** GOAL **
Give every entry again, unchanged, and leave its images out.

----- SUPPLIED RECORDS

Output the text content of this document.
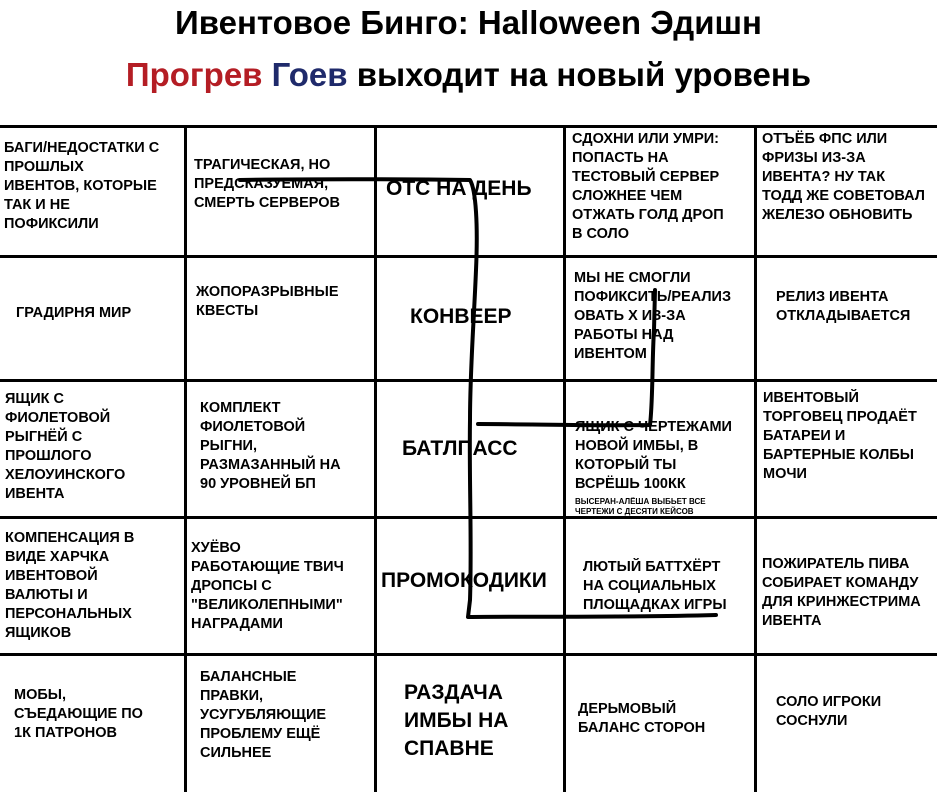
Ивентовое Бинго: Halloween Эдишн
Прогрев Гоев выходит на новый уровень
БАГИ/НЕДОСТАТКИ С
ПРОШЛЫХ
ИВЕНТОВ, КОТОРЫЕ
ТАК И НЕ
ПОФИКСИЛИ
ТРАГИЧЕСКАЯ, НО
ПРЕДСКАЗУЕМАЯ,
СМЕРТЬ СЕРВЕРОВ
ОТС НА ДЕНЬ
СДОХНИ ИЛИ УМРИ:
ПОПАСТЬ НА
ТЕСТОВЫЙ СЕРВЕР
СЛОЖНЕЕ ЧЕМ
ОТЖАТЬ ГОЛД ДРОП
В СОЛО
ОТЪЁБ ФПС ИЛИ
ФРИЗЫ ИЗ-ЗА
ИВЕНТА? НУ ТАК
ТОДД ЖЕ СОВЕТОВАЛ
ЖЕЛЕЗО ОБНОВИТЬ
ГРАДИРНЯ МИР
ЖОПОРАЗРЫВНЫЕ
КВЕСТЫ	КОНВЕЕР
МЫ НЕ СМОГЛИ
ПОФИКСИТЬ/РЕАЛИЗ
ОВАТЬ Х ИЗ-ЗА
РАБОТЫ НАД
ИВЕНТОМ
РЕЛИЗ ИВЕНТА
ОТКЛАДЫВАЕТСЯ
ЯЩИК С
ФИОЛЕТОВОЙ
РЫГНЁЙ С
ПРОШЛОГО
ХЕЛОУИНСКОГО
ИВЕНТА
КОМПЛЕКТ
ФИОЛЕТОВОЙ
РЫГНИ,
РАЗМАЗАННЫЙ НА
90 УРОВНЕЙ БП
БАТЛПАСС

ЯЩИК С ЧЕРТЕЖАМИ
НОВОЙ ИМБЫ, В
КОТОРЫЙ ТЫ
ВСРЁШЬ 100КК

ВЫСЕРАН-АЛЁША ВЫБЬЕТ ВСЕ
ЧЕРТЕЖИ С ДЕСЯТИ КЕЙСОВ

ИВЕНТОВЫЙ
ТОРГОВЕЦ ПРОДАЁТ
БАТАРЕИ И
БАРТЕРНЫЕ КОЛБЫ
МОЧИ
КОМПЕНСАЦИЯ В
ВИДЕ ХАРЧКА
ИВЕНТОВОЙ
ВАЛЮТЫ И
ПЕРСОНАЛЬНЫХ
ЯЩИКОВ
ХУЁВО
РАБОТАЮЩИЕ ТВИЧ
ДРОПСЫ С
"ВЕЛИКОЛЕПНЫМИ"
НАГРАДАМИ
ПРОМОКОДИКИ
ЛЮТЫЙ БАТТХЁРТ
НА СОЦИАЛЬНЫХ
ПЛОЩАДКАХ ИГРЫ
ПОЖИРАТЕЛЬ ПИВА
СОБИРАЕТ КОМАНДУ
ДЛЯ КРИНЖЕСТРИМА
ИВЕНТА
МОБЫ,
СЪЕДАЮЩИЕ ПО
1К ПАТРОНОВ
БАЛАНСНЫЕ
ПРАВКИ,
УСУГУБЛЯЮЩИЕ
ПРОБЛЕМУ ЕЩЁ
СИЛЬНЕЕ
РАЗДАЧА
ИМБЫ НА
СПАВНЕ
ДЕРЬМОВЫЙ
БАЛАНС СТОРОН
СОЛО ИГРОКИ
СОСНУЛИ
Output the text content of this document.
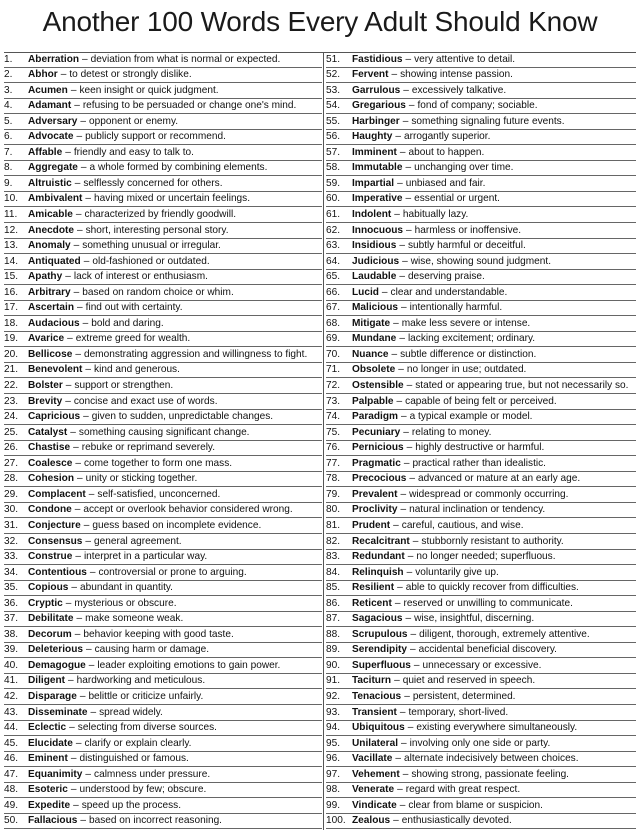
Another 100 Words Every Adult Should Know
1.	Aberration – deviation from what is normal or expected.
2.	Abhor – to detest or strongly dislike.
3.	Acumen – keen insight or quick judgment.
4.	Adamant – refusing to be persuaded or change one's mind.
5.	Adversary – opponent or enemy.
6.	Advocate – publicly support or recommend.
7.	Affable – friendly and easy to talk to.
8.	Aggregate – a whole formed by combining elements.
9.	Altruistic – selflessly concerned for others.
10. Ambivalent – having mixed or uncertain feelings.
11.	Amicable – characterized by friendly goodwill.
12. Anecdote – short, interesting personal story.
13. Anomaly – something unusual or irregular.
14. Antiquated – old-fashioned or outdated.
15. Apathy – lack of interest or enthusiasm.
16. Arbitrary – based on random choice or whim.
17. Ascertain – find out with certainty.
18. Audacious – bold and daring.
19. Avarice – extreme greed for wealth.
20. Bellicose – demonstrating aggression and willingness to fight.
21. Benevolent – kind and generous.
22. Bolster – support or strengthen.
23. Brevity – concise and exact use of words.
24. Capricious – given to sudden, unpredictable changes.
25. Catalyst – something causing significant change.
26. Chastise – rebuke or reprimand severely.
27. Coalesce – come together to form one mass.
28. Cohesion – unity or sticking together.
29. Complacent – self-satisfied, unconcerned.
30. Condone – accept or overlook behavior considered wrong.
31. Conjecture – guess based on incomplete evidence.
32. Consensus – general agreement.
33. Construe – interpret in a particular way.
34. Contentious – controversial or prone to arguing.
35. Copious – abundant in quantity.
36. Cryptic – mysterious or obscure.
37. Debilitate – make someone weak.
38. Decorum – behavior keeping with good taste.
39. Deleterious – causing harm or damage.
40. Demagogue – leader exploiting emotions to gain power.
41. Diligent – hardworking and meticulous.
42. Disparage – belittle or criticize unfairly.
43. Disseminate – spread widely.
44. Eclectic – selecting from diverse sources.
45. Elucidate – clarify or explain clearly.
46. Eminent – distinguished or famous.
47. Equanimity – calmness under pressure.
48. Esoteric – understood by few; obscure.
49. Expedite – speed up the process.
50. Fallacious – based on incorrect reasoning.
51.	Fastidious – very attentive to detail.
52.	Fervent – showing intense passion.
53.	Garrulous – excessively talkative.
54.	Gregarious – fond of company; sociable.
55.	Harbinger – something signaling future events.
56.	Haughty – arrogantly superior.
57.	Imminent – about to happen.
58.	Immutable – unchanging over time.
59.	Impartial – unbiased and fair.
60.	Imperative – essential or urgent.
61.	Indolent – habitually lazy.
62.	Innocuous – harmless or inoffensive.
63.	Insidious – subtly harmful or deceitful.
64.	Judicious – wise, showing sound judgment.
65.	Laudable – deserving praise.
66.	Lucid – clear and understandable.
67.	Malicious – intentionally harmful.
68.	Mitigate – make less severe or intense.
69.	Mundane – lacking excitement; ordinary.
70.	Nuance – subtle difference or distinction.
71.	Obsolete – no longer in use; outdated.
72.	Ostensible – stated or appearing true, but not necessarily so.
73.	Palpable – capable of being felt or perceived.
74.	Paradigm – a typical example or model.
75.	Pecuniary – relating to money.
76.	Pernicious – highly destructive or harmful.
77.	Pragmatic – practical rather than idealistic.
78.	Precocious – advanced or mature at an early age.
79.	Prevalent – widespread or commonly occurring.
80.	Proclivity – natural inclination or tendency.
81.	Prudent – careful, cautious, and wise.
82.	Recalcitrant – stubbornly resistant to authority.
83.	Redundant – no longer needed; superfluous.
84.	Relinquish – voluntarily give up.
85.	Resilient – able to quickly recover from difficulties.
86.	Reticent – reserved or unwilling to communicate.
87.	Sagacious – wise, insightful, discerning.
88.	Scrupulous – diligent, thorough, extremely attentive.
89.	Serendipity – accidental beneficial discovery.
90.	Superfluous – unnecessary or excessive.
91.	Taciturn – quiet and reserved in speech.
92.	Tenacious – persistent, determined.
93.	Transient – temporary, short-lived.
94.	Ubiquitous – existing everywhere simultaneously.
95.	Unilateral – involving only one side or party.
96.	Vacillate – alternate indecisively between choices.
97.	Vehement – showing strong, passionate feeling.
98.	Venerate – regard with great respect.
99.	Vindicate – clear from blame or suspicion.
100. Zealous – enthusiastically devoted.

----------

** FINISHED TASK **
Output the text content of this document.
Ивентовое Бинго: Halloween Эдишн
Прогрев Гоев выходит на новый уровень
БАГИ/НЕДОСТАТКИ С
ПРОШЛЫХ
ИВЕНТОВ, КОТОРЫЕ
ТАК И НЕ
ПОФИКСИЛИ
ТРАГИЧЕСКАЯ, НО
ПРЕДСКАЗУЕМАЯ,
СМЕРТЬ СЕРВЕРОВ
ОТС НА ДЕНЬ
СДОХНИ ИЛИ УМРИ:
ПОПАСТЬ НА
ТЕСТОВЫЙ СЕРВЕР
СЛОЖНЕЕ ЧЕМ
ОТЖАТЬ ГОЛД ДРОП
В СОЛО
ОТЪЁБ ФПС ИЛИ
ФРИЗЫ ИЗ-ЗА
ИВЕНТА? НУ ТАК
ТОДД ЖЕ СОВЕТОВАЛ
ЖЕЛЕЗО ОБНОВИТЬ
ГРАДИРНЯ МИР
ЖОПОРАЗРЫВНЫЕ
КВЕСТЫ	КОНВЕЕР
МЫ НЕ СМОГЛИ
ПОФИКСИТЬ/РЕАЛИЗ
ОВАТЬ Х ИЗ-ЗА
РАБОТЫ НАД
ИВЕНТОМ
РЕЛИЗ ИВЕНТА
ОТКЛАДЫВАЕТСЯ
ЯЩИК С
ФИОЛЕТОВОЙ
РЫГНЁЙ С
ПРОШЛОГО
ХЕЛОУИНСКОГО
ИВЕНТА
КОМПЛЕКТ
ФИОЛЕТОВОЙ
РЫГНИ,
РАЗМАЗАННЫЙ НА
90 УРОВНЕЙ БП
БАТЛПАСС

ЯЩИК С ЧЕРТЕЖАМИ
НОВОЙ ИМБЫ, В
КОТОРЫЙ ТЫ
ВСРЁШЬ 100КК

ВЫСЕРАН-АЛЁША ВЫБЬЕТ ВСЕ
ЧЕРТЕЖИ С ДЕСЯТИ КЕЙСОВ

ИВЕНТОВЫЙ
ТОРГОВЕЦ ПРОДАЁТ
БАТАРЕИ И
БАРТЕРНЫЕ КОЛБЫ
МОЧИ
КОМПЕНСАЦИЯ В
ВИДЕ ХАРЧКА
ИВЕНТОВОЙ
ВАЛЮТЫ И
ПЕРСОНАЛЬНЫХ
ЯЩИКОВ
ХУЁВО
РАБОТАЮЩИЕ ТВИЧ
ДРОПСЫ С
"ВЕЛИКОЛЕПНЫМИ"
НАГРАДАМИ
ПРОМОКОДИКИ
ЛЮТЫЙ БАТТХЁРТ
НА СОЦИАЛЬНЫХ
ПЛОЩАДКАХ ИГРЫ
ПОЖИРАТЕЛЬ ПИВА
СОБИРАЕТ КОМАНДУ
ДЛЯ КРИНЖЕСТРИМА
ИВЕНТА
МОБЫ,
СЪЕДАЮЩИЕ ПО
1К ПАТРОНОВ
БАЛАНСНЫЕ
ПРАВКИ,
УСУГУБЛЯЮЩИЕ
ПРОБЛЕМУ ЕЩЁ
СИЛЬНЕЕ
РАЗДАЧА
ИМБЫ НА
СПАВНЕ
ДЕРЬМОВЫЙ
БАЛАНС СТОРОН
СОЛО ИГРОКИ
СОСНУЛИ
Output the text content of this document.
Another 100 Words Every Adult Should Know
1.	Aberration – deviation from what is normal or expected.
2.	Abhor – to detest or strongly dislike.
3.	Acumen – keen insight or quick judgment.
4.	Adamant – refusing to be persuaded or change one's mind.
5.	Adversary – opponent or enemy.
6.	Advocate – publicly support or recommend.
7.	Affable – friendly and easy to talk to.
8.	Aggregate – a whole formed by combining elements.
9.	Altruistic – selflessly concerned for others.
10. Ambivalent – having mixed or uncertain feelings.
11.	Amicable – characterized by friendly goodwill.
12. Anecdote – short, interesting personal story.
13. Anomaly – something unusual or irregular.
14. Antiquated – old-fashioned or outdated.
15. Apathy – lack of interest or enthusiasm.
16. Arbitrary – based on random choice or whim.
17. Ascertain – find out with certainty.
18. Audacious – bold and daring.
19. Avarice – extreme greed for wealth.
20. Bellicose – demonstrating aggression and willingness to fight.
21. Benevolent – kind and generous.
22. Bolster – support or strengthen.
23. Brevity – concise and exact use of words.
24. Capricious – given to sudden, unpredictable changes.
25. Catalyst – something causing significant change.
26. Chastise – rebuke or reprimand severely.
27. Coalesce – come together to form one mass.
28. Cohesion – unity or sticking together.
29. Complacent – self-satisfied, unconcerned.
30. Condone – accept or overlook behavior considered wrong.
31. Conjecture – guess based on incomplete evidence.
32. Consensus – general agreement.
33. Construe – interpret in a particular way.
34. Contentious – controversial or prone to arguing.
35. Copious – abundant in quantity.
36. Cryptic – mysterious or obscure.
37. Debilitate – make someone weak.
38. Decorum – behavior keeping with good taste.
39. Deleterious – causing harm or damage.
40. Demagogue – leader exploiting emotions to gain power.
41. Diligent – hardworking and meticulous.
42. Disparage – belittle or criticize unfairly.
43. Disseminate – spread widely.
44. Eclectic – selecting from diverse sources.
45. Elucidate – clarify or explain clearly.
46. Eminent – distinguished or famous.
47. Equanimity – calmness under pressure.
48. Esoteric – understood by few; obscure.
49. Expedite – speed up the process.
50. Fallacious – based on incorrect reasoning.
51.	Fastidious – very attentive to detail.
52.	Fervent – showing intense passion.
53.	Garrulous – excessively talkative.
54.	Gregarious – fond of company; sociable.
55.	Harbinger – something signaling future events.
56.	Haughty – arrogantly superior.
57.	Imminent – about to happen.
58.	Immutable – unchanging over time.
59.	Impartial – unbiased and fair.
60.	Imperative – essential or urgent.
61.	Indolent – habitually lazy.
62.	Innocuous – harmless or inoffensive.
63.	Insidious – subtly harmful or deceitful.
64.	Judicious – wise, showing sound judgment.
65.	Laudable – deserving praise.
66.	Lucid – clear and understandable.
67.	Malicious – intentionally harmful.
68.	Mitigate – make less severe or intense.
69.	Mundane – lacking excitement; ordinary.
70.	Nuance – subtle difference or distinction.
71.	Obsolete – no longer in use; outdated.
72.	Ostensible – stated or appearing true, but not necessarily so.
73.	Palpable – capable of being felt or perceived.
74.	Paradigm – a typical example or model.
75.	Pecuniary – relating to money.
76.	Pernicious – highly destructive or harmful.
77.	Pragmatic – practical rather than idealistic.
78.	Precocious – advanced or mature at an early age.
79.	Prevalent – widespread or commonly occurring.
80.	Proclivity – natural inclination or tendency.
81.	Prudent – careful, cautious, and wise.
82.	Recalcitrant – stubbornly resistant to authority.
83.	Redundant – no longer needed; superfluous.
84.	Relinquish – voluntarily give up.
85.	Resilient – able to quickly recover from difficulties.
86.	Reticent – reserved or unwilling to communicate.
87.	Sagacious – wise, insightful, discerning.
88.	Scrupulous – diligent, thorough, extremely attentive.
89.	Serendipity – accidental beneficial discovery.
90.	Superfluous – unnecessary or excessive.
91.	Taciturn – quiet and reserved in speech.
92.	Tenacious – persistent, determined.
93.	Transient – temporary, short-lived.
94.	Ubiquitous – existing everywhere simultaneously.
95.	Unilateral – involving only one side or party.
96.	Vacillate – alternate indecisively between choices.
97.	Vehement – showing strong, passionate feeling.
98.	Venerate – regard with great respect.
99.	Vindicate – clear from blame or suspicion.
100. Zealous – enthusiastically devoted.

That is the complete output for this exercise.